THE EXERCISE: Copy out the entries below precisely; nothing is to be omitted.

Dataset items

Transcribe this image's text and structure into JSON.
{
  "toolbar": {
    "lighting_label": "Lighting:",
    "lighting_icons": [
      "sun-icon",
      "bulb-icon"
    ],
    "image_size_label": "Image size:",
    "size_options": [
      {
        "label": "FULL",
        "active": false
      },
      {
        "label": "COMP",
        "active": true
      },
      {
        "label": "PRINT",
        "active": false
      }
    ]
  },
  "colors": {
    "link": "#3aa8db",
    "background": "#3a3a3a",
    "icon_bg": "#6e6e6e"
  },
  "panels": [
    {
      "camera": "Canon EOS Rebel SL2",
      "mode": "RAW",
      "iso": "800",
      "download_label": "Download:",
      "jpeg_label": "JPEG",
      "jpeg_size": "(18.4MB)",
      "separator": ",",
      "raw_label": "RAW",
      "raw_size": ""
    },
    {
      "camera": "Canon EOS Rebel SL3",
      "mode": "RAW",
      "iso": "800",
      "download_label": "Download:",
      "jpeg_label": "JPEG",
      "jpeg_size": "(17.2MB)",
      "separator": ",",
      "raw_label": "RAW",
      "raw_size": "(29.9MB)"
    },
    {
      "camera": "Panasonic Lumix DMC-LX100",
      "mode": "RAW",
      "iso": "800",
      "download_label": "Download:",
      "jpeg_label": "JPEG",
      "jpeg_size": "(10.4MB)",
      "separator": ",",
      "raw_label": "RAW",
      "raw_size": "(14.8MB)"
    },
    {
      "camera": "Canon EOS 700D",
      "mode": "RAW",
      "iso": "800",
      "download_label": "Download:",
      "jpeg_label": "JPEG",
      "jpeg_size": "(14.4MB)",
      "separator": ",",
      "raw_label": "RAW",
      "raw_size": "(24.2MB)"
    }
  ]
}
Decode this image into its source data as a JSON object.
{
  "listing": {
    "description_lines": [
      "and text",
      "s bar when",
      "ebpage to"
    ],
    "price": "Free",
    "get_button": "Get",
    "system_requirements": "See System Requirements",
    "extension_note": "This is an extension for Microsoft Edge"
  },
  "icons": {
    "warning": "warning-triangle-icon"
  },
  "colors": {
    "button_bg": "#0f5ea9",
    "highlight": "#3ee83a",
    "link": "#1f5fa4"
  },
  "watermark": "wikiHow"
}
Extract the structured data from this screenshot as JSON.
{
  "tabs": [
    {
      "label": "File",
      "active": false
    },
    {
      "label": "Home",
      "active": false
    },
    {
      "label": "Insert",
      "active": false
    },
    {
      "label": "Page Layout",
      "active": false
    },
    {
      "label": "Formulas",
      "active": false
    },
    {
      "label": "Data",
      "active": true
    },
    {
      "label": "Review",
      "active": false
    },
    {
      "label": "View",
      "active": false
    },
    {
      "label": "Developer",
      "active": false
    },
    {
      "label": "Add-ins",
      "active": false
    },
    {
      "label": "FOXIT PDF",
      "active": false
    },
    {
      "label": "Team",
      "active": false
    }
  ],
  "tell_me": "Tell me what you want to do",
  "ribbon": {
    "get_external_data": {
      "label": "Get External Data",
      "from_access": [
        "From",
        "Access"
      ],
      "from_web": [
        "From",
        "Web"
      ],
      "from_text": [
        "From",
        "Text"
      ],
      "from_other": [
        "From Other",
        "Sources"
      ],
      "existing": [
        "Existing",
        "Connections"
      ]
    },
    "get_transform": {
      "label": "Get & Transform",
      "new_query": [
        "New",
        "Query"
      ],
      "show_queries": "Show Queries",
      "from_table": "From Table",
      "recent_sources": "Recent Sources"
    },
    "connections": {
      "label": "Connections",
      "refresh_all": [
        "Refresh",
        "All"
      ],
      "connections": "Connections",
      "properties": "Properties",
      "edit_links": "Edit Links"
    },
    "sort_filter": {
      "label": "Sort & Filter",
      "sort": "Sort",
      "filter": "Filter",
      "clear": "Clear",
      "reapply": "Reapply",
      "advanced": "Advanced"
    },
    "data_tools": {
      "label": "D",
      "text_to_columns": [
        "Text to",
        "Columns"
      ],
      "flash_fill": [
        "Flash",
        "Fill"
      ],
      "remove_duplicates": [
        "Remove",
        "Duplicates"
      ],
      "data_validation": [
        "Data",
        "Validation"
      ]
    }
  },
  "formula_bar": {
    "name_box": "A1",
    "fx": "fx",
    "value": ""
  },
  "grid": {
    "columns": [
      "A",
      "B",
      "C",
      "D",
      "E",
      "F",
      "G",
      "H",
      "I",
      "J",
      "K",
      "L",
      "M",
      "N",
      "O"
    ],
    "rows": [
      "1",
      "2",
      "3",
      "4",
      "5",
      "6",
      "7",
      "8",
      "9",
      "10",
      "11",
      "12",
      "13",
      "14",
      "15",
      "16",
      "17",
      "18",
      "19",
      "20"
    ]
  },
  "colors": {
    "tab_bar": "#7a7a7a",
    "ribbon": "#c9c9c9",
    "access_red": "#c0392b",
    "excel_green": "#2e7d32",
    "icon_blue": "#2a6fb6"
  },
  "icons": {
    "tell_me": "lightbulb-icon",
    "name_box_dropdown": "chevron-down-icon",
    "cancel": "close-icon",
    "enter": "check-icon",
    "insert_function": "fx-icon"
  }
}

SOLUTION TO THIS PROBLEM:
Transcribe this image's text and structure into JSON.
{
  "toolbar": {
    "lighting_label": "Lighting:",
    "lighting_icons": [
      "sun-icon",
      "bulb-icon"
    ],
    "image_size_label": "Image size:",
    "size_options": [
      {
        "label": "FULL",
        "active": false
      },
      {
        "label": "COMP",
        "active": true
      },
      {
        "label": "PRINT",
        "active": false
      }
    ]
  },
  "colors": {
    "link": "#3aa8db",
    "background": "#3a3a3a",
    "icon_bg": "#6e6e6e"
  },
  "panels": [
    {
      "camera": "Canon EOS Rebel SL2",
      "mode": "RAW",
      "iso": "800",
      "download_label": "Download:",
      "jpeg_label": "JPEG",
      "jpeg_size": "(18.4MB)",
      "separator": ",",
      "raw_label": "RAW",
      "raw_size": ""
    },
    {
      "camera": "Canon EOS Rebel SL3",
      "mode": "RAW",
      "iso": "800",
      "download_label": "Download:",
      "jpeg_label": "JPEG",
      "jpeg_size": "(17.2MB)",
      "separator": ",",
      "raw_label": "RAW",
      "raw_size": "(29.9MB)"
    },
    {
      "camera": "Panasonic Lumix DMC-LX100",
      "mode": "RAW",
      "iso": "800",
      "download_label": "Download:",
      "jpeg_label": "JPEG",
      "jpeg_size": "(10.4MB)",
      "separator": ",",
      "raw_label": "RAW",
      "raw_size": "(14.8MB)"
    },
    {
      "camera": "Canon EOS 700D",
      "mode": "RAW",
      "iso": "800",
      "download_label": "Download:",
      "jpeg_label": "JPEG",
      "jpeg_size": "(14.4MB)",
      "separator": ",",
      "raw_label": "RAW",
      "raw_size": "(24.2MB)"
    }
  ]
}
Decode this image into its source data as a JSON object.
{
  "listing": {
    "description_lines": [
      "and text",
      "s bar when",
      "ebpage to"
    ],
    "price": "Free",
    "get_button": "Get",
    "system_requirements": "See System Requirements",
    "extension_note": "This is an extension for Microsoft Edge"
  },
  "icons": {
    "warning": "warning-triangle-icon"
  },
  "colors": {
    "button_bg": "#0f5ea9",
    "highlight": "#3ee83a",
    "link": "#1f5fa4"
  },
  "watermark": "wikiHow"
}
Extract the structured data from this screenshot as JSON.
{
  "tabs": [
    {
      "label": "File",
      "active": false
    },
    {
      "label": "Home",
      "active": false
    },
    {
      "label": "Insert",
      "active": false
    },
    {
      "label": "Page Layout",
      "active": false
    },
    {
      "label": "Formulas",
      "active": false
    },
    {
      "label": "Data",
      "active": true
    },
    {
      "label": "Review",
      "active": false
    },
    {
      "label": "View",
      "active": false
    },
    {
      "label": "Developer",
      "active": false
    },
    {
      "label": "Add-ins",
      "active": false
    },
    {
      "label": "FOXIT PDF",
      "active": false
    },
    {
      "label": "Team",
      "active": false
    }
  ],
  "tell_me": "Tell me what you want to do",
  "ribbon": {
    "get_external_data": {
      "label": "Get External Data",
      "from_access": [
        "From",
        "Access"
      ],
      "from_web": [
        "From",
        "Web"
      ],
      "from_text": [
        "From",
        "Text"
      ],
      "from_other": [
        "From Other",
        "Sources"
      ],
      "existing": [
        "Existing",
        "Connections"
      ]
    },
    "get_transform": {
      "label": "Get & Transform",
      "new_query": [
        "New",
        "Query"
      ],
      "show_queries": "Show Queries",
      "from_table": "From Table",
      "recent_sources": "Recent Sources"
    },
    "connections": {
      "label": "Connections",
      "refresh_all": [
        "Refresh",
        "All"
      ],
      "connections": "Connections",
      "properties": "Properties",
      "edit_links": "Edit Links"
    },
    "sort_filter": {
      "label": "Sort & Filter",
      "sort": "Sort",
      "filter": "Filter",
      "clear": "Clear",
      "reapply": "Reapply",
      "advanced": "Advanced"
    },
    "data_tools": {
      "label": "D",
      "text_to_columns": [
        "Text to",
        "Columns"
      ],
      "flash_fill": [
        "Flash",
        "Fill"
      ],
      "remove_duplicates": [
        "Remove",
        "Duplicates"
      ],
      "data_validation": [
        "Data",
        "Validation"
      ]
    }
  },
  "formula_bar": {
    "name_box": "A1",
    "fx": "fx",
    "value": ""
  },
  "grid": {
    "columns": [
      "A",
      "B",
      "C",
      "D",
      "E",
      "F",
      "G",
      "H",
      "I",
      "J",
      "K",
      "L",
      "M",
      "N",
      "O"
    ],
    "rows": [
      "1",
      "2",
      "3",
      "4",
      "5",
      "6",
      "7",
      "8",
      "9",
      "10",
      "11",
      "12",
      "13",
      "14",
      "15",
      "16",
      "17",
      "18",
      "19",
      "20"
    ]
  },
  "colors": {
    "tab_bar": "#7a7a7a",
    "ribbon": "#c9c9c9",
    "access_red": "#c0392b",
    "excel_green": "#2e7d32",
    "icon_blue": "#2a6fb6"
  },
  "icons": {
    "tell_me": "lightbulb-icon",
    "name_box_dropdown": "chevron-down-icon",
    "cancel": "close-icon",
    "enter": "check-icon",
    "insert_function": "fx-icon"
  }
}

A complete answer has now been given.